**WRITTEN REQUEST:** Look through the data below. Collect every line where the word "setpoint" occurs.

**RECORDED DATA:**
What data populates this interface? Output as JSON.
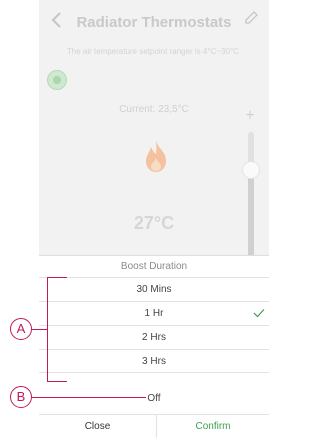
{
  "app": {
    "title": "Radiator Thermostats",
    "info_text": "The air temperature setpoint ranger is 4°C~30°C.",
    "current_label": "Current: 23,5°C",
    "setpoint": "27°C",
    "plus_symbol": "+"
  },
  "sheet": {
    "title": "Boost Duration",
    "options": [
      {
        "label": "30 Mins"
      },
      {
        "label": "1 Hr"
      },
      {
        "label": "2 Hrs"
      },
      {
        "label": "3 Hrs"
      }
    ],
    "off_label": "Off",
    "close_label": "Close",
    "confirm_label": "Confirm"
  },
  "annotations": {
    "a_label": "A",
    "b_label": "B"
  },
  "colors": {
    "accent": "#3aa14c",
    "annotation": "#c2185b"
  },
  "icons": [
    "back-icon",
    "edit-icon",
    "flame-icon",
    "check-icon"
  ]
}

**IN RESPONSE:**
    "info_text": "The air temperature setpoint ranger is 4°C~30°C.",
    "setpoint": "27°C",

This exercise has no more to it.